List each line of the data that holds the word "langfristige".

§ §

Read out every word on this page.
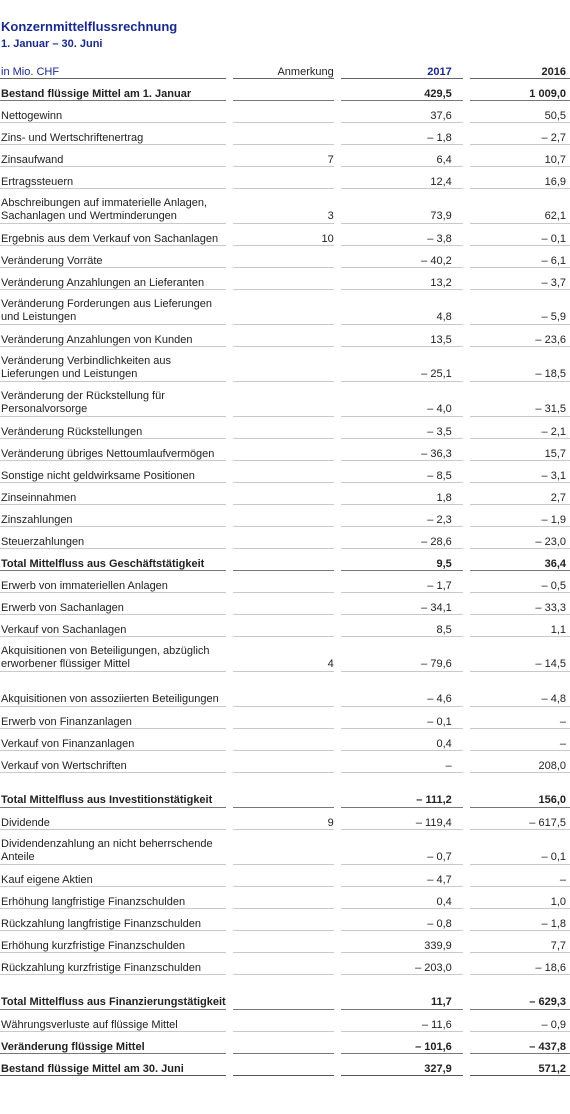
Konzernmittelflussrechnung
1. Januar – 30. Juni
in Mio. CHF		Anmerkung		2017		2016
Bestand flüssige Mittel am 1. Januar				429,5		1 009,0
Nettogewinn				37,6		50,5
Zins- und Wertschriftenertrag				– 1,8		– 2,7
Zinsaufwand		7		6,4		10,7
Ertragssteuern				12,4		16,9
Abschreibungen auf immaterielle Anlagen, Sachanlagen und Wertminderungen		3		73,9		62,1
Ergebnis aus dem Verkauf von Sachanlagen		10		– 3,8		– 0,1
Veränderung Vorräte				– 40,2		– 6,1
Veränderung Anzahlungen an Lieferanten				13,2		– 3,7
Veränderung Forderungen aus Lieferungen und Leistungen				4,8		– 5,9
Veränderung Anzahlungen von Kunden				13,5		– 23,6
Veränderung Verbindlichkeiten aus Lieferungen und Leistungen				– 25,1		– 18,5
Veränderung der Rückstellung für Personalvorsorge				– 4,0		– 31,5
Veränderung Rückstellungen				– 3,5		– 2,1
Veränderung übriges Nettoumlaufvermögen				– 36,3		15,7
Sonstige nicht geldwirksame Positionen				– 8,5		– 3,1
Zinseinnahmen				1,8		2,7
Zinszahlungen				– 2,3		– 1,9
Steuerzahlungen				– 28,6		– 23,0
Total Mittelfluss aus Geschäftstätigkeit				9,5		36,4
Erwerb von immateriellen Anlagen				– 1,7		– 0,5
Erwerb von Sachanlagen				– 34,1		– 33,3
Verkauf von Sachanlagen				8,5		1,1
Akquisitionen von Beteiligungen, abzüglich erworbener flüssiger Mittel		4		– 79,6		– 14,5
Akquisitionen von assoziierten Beteiligungen				– 4,6		– 4,8
Erwerb von Finanzanlagen				– 0,1		–
Verkauf von Finanzanlagen				0,4		–
Verkauf von Wertschriften				–		208,0
Total Mittelfluss aus Investitionstätigkeit				– 111,2		156,0
Dividende		9		– 119,4		– 617,5
Dividendenzahlung an nicht beherrschende Anteile				– 0,7		– 0,1
Kauf eigene Aktien				– 4,7		–
Erhöhung langfristige Finanzschulden				0,4		1,0
Rückzahlung langfristige Finanzschulden				– 0,8		– 1,8
Erhöhung kurzfristige Finanzschulden				339,9		7,7
Rückzahlung kurzfristige Finanzschulden				– 203,0		– 18,6
Total Mittelfluss aus Finanzierungstätigkeit				11,7		– 629,3
Währungsverluste auf flüssige Mittel				– 11,6		– 0,9
Veränderung flüssige Mittel				– 101,6		– 437,8
Bestand flüssige Mittel am 30. Juni				327,9		571,2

§ §

Final answer —
Erhöhung langfristige Finanzschulden				0,4		1,0
Rückzahlung langfristige Finanzschulden				– 0,8		– 1,8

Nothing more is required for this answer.